- [EXERCISE]: Can you pull out the data verbatim, starting with its very first line and going on through the line with "- volume-bar: [27, 513, 43, 521]"?

- [DATA LINES]:

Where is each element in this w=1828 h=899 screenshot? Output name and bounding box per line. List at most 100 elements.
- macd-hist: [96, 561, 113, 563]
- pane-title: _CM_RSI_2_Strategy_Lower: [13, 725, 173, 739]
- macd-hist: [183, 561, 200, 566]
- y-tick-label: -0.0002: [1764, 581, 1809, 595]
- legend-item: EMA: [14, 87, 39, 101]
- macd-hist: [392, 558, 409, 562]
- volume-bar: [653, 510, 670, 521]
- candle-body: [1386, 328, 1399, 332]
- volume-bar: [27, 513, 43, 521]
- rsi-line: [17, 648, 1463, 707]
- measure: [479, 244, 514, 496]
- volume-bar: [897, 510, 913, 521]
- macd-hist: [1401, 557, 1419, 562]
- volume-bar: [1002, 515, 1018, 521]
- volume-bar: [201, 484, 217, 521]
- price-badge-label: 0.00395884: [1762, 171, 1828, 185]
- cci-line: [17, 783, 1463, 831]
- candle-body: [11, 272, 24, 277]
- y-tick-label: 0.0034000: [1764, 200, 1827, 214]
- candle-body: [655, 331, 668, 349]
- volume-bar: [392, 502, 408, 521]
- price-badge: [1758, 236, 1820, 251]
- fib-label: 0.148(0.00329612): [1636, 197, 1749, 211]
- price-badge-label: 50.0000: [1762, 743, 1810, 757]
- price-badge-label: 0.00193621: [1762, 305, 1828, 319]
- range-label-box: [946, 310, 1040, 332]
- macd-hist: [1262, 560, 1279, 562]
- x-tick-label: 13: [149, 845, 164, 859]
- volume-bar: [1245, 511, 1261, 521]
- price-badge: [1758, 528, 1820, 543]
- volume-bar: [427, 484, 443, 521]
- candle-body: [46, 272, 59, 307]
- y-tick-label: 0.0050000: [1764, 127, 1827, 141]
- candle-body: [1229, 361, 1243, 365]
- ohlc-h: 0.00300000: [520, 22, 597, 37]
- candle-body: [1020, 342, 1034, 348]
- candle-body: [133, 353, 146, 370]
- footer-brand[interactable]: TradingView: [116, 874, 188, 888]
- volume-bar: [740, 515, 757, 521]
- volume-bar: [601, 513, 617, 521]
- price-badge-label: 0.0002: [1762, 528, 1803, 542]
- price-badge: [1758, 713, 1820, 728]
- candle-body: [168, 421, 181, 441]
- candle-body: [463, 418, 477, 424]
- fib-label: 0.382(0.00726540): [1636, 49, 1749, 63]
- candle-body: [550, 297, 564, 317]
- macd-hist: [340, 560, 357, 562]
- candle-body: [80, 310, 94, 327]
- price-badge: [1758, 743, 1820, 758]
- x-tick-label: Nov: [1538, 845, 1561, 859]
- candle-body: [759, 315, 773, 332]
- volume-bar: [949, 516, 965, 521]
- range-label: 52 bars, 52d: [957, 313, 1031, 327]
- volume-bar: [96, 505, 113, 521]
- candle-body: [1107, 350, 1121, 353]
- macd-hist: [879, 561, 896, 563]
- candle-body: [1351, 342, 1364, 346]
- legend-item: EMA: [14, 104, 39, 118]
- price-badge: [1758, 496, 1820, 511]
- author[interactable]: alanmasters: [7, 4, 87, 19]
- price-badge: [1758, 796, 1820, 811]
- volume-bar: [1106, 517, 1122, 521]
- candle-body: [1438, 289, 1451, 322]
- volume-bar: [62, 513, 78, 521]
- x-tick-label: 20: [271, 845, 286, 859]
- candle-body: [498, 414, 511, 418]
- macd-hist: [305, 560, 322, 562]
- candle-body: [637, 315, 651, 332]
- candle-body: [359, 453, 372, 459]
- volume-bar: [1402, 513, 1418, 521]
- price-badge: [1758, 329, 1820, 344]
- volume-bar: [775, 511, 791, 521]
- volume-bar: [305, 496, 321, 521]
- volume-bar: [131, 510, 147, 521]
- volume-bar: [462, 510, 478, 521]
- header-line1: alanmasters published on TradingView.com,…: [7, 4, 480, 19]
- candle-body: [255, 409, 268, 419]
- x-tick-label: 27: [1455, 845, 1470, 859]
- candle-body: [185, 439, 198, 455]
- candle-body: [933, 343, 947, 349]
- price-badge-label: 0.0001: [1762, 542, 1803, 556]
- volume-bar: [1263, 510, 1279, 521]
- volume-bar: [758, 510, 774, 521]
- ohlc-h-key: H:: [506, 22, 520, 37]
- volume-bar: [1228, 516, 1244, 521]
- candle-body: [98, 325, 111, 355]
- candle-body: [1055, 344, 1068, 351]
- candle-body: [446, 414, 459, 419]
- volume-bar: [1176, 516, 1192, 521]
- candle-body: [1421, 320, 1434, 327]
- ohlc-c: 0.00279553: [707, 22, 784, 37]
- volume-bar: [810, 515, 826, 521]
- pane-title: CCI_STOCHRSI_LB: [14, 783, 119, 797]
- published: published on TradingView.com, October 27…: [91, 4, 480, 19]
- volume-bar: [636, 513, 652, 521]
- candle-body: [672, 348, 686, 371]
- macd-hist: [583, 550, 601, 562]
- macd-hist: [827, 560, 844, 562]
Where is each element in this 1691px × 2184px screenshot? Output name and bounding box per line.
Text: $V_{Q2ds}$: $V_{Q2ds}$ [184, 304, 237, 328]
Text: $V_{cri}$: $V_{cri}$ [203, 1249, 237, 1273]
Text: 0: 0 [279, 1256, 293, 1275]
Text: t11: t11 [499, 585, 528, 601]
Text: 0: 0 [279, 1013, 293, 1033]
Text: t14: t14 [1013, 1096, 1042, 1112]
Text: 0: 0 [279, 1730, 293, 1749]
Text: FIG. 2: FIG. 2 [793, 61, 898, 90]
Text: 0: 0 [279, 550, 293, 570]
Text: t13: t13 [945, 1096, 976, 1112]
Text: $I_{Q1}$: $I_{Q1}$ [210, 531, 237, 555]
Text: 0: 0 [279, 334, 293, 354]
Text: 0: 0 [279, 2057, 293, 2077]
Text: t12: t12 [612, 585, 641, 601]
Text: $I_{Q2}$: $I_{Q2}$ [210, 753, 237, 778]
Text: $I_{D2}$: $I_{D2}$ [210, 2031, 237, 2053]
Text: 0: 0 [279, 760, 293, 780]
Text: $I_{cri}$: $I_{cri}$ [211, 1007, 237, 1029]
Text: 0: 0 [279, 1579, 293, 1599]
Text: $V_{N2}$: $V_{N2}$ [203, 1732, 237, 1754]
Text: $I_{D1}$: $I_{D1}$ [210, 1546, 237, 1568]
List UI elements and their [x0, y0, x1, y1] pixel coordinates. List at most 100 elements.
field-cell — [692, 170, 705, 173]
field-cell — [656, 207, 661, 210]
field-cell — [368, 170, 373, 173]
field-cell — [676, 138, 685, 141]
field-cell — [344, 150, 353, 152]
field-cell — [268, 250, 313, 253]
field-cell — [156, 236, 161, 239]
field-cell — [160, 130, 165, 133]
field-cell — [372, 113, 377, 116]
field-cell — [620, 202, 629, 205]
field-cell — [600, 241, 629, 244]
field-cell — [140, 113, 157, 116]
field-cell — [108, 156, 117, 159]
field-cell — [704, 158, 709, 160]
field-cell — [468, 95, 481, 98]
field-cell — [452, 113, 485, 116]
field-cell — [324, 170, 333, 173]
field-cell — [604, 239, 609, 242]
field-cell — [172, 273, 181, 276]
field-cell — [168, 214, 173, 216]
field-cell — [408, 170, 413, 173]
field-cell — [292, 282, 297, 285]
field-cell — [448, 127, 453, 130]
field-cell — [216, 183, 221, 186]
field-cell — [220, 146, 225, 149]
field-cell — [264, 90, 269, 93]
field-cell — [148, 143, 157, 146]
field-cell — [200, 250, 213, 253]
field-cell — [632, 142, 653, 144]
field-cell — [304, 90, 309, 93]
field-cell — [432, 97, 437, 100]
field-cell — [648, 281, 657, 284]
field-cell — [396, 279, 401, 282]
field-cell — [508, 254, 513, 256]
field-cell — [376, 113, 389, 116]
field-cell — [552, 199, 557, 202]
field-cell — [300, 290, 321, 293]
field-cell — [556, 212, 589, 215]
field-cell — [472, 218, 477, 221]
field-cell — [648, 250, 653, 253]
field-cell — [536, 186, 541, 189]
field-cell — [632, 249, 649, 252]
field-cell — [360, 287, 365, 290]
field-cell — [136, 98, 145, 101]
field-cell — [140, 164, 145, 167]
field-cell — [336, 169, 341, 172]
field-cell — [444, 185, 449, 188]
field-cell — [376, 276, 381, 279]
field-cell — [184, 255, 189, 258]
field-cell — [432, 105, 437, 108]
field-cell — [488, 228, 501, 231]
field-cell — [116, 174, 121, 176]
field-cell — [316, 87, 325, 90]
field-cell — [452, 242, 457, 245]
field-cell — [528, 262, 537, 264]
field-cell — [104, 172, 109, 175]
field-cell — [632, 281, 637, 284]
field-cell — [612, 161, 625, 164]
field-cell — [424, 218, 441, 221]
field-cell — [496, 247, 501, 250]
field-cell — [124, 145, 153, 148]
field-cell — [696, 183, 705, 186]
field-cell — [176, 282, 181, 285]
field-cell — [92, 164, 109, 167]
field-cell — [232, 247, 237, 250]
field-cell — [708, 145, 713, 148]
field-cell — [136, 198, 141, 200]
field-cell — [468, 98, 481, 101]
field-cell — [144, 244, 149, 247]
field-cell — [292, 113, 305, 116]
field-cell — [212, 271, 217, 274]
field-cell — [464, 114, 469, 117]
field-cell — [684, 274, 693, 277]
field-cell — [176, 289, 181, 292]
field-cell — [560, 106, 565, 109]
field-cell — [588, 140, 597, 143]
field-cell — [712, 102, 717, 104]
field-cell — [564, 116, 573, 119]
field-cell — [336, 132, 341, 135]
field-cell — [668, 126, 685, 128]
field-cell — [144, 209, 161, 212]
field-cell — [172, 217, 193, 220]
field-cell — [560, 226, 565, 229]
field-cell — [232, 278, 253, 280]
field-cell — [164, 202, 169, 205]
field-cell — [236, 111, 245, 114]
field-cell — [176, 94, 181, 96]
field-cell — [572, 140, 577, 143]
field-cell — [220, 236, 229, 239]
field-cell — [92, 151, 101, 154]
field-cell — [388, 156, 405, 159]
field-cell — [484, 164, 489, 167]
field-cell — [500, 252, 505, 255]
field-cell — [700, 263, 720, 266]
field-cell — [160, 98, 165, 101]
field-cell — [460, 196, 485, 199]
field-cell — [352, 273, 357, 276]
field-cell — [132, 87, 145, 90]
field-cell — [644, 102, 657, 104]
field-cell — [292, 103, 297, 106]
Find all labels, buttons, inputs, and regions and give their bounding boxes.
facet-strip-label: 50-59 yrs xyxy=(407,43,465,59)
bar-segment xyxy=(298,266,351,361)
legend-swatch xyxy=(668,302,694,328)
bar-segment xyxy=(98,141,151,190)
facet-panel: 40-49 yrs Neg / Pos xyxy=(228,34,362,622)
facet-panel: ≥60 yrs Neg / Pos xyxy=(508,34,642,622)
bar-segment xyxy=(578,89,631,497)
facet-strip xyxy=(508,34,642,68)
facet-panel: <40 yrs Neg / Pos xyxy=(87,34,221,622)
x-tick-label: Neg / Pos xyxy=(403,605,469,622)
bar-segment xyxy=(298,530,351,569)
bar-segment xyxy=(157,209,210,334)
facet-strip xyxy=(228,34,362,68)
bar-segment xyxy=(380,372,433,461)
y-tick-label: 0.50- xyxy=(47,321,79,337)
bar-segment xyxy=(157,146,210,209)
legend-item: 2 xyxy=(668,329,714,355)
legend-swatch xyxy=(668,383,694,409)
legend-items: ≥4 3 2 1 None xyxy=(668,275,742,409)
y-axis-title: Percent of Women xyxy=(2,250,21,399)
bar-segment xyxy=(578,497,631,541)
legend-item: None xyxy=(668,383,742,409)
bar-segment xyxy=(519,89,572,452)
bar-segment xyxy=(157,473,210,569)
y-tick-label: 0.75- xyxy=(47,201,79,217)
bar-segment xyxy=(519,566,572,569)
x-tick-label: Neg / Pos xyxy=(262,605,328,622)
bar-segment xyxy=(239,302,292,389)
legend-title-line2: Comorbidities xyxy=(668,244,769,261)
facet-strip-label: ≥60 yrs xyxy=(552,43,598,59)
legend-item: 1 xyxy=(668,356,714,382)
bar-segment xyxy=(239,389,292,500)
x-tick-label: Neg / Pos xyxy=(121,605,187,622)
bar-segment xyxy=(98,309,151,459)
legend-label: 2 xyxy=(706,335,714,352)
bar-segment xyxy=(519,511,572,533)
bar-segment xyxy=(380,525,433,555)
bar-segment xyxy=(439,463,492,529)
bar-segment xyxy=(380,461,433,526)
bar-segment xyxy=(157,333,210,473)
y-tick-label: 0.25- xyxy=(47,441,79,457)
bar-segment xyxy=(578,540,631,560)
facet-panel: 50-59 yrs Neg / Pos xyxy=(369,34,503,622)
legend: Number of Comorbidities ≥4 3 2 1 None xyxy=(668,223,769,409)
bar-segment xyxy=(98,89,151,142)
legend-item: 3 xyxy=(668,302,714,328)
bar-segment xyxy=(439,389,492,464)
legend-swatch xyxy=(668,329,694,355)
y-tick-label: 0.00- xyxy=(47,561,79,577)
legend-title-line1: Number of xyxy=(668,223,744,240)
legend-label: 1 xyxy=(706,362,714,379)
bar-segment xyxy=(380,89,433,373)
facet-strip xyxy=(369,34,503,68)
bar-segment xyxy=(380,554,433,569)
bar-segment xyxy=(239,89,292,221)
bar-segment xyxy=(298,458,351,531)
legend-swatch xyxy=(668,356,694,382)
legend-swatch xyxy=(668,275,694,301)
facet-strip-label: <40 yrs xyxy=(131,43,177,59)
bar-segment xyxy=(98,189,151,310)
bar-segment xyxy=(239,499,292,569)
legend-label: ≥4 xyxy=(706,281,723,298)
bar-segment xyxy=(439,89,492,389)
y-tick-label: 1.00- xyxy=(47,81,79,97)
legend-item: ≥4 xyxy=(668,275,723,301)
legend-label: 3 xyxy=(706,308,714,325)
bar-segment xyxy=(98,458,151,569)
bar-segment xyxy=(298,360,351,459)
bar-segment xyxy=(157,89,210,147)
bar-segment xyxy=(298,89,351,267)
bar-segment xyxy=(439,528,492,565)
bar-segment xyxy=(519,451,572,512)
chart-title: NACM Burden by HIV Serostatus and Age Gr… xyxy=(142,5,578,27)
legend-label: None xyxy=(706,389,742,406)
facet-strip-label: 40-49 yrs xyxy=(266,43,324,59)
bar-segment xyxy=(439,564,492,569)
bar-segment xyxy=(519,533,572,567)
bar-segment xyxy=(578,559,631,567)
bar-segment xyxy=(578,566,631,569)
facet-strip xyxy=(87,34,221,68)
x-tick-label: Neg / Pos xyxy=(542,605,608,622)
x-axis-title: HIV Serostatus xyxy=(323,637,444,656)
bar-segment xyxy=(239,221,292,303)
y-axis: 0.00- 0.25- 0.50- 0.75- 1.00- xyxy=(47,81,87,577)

- [EXERCISE RESPONSE]:
Where is each element in this w=1828 h=899 screenshot? Output name and bounding box per line. List at most 100 elements.
- macd-hist: [96, 561, 113, 563]
- pane-title: _CM_RSI_2_Strategy_Lower: [13, 725, 173, 739]
- macd-hist: [183, 561, 200, 566]
- y-tick-label: -0.0002: [1764, 581, 1809, 595]
- legend-item: EMA: [14, 87, 39, 101]
- macd-hist: [392, 558, 409, 562]
- volume-bar: [653, 510, 670, 521]
- candle-body: [1386, 328, 1399, 332]
- volume-bar: [27, 513, 43, 521]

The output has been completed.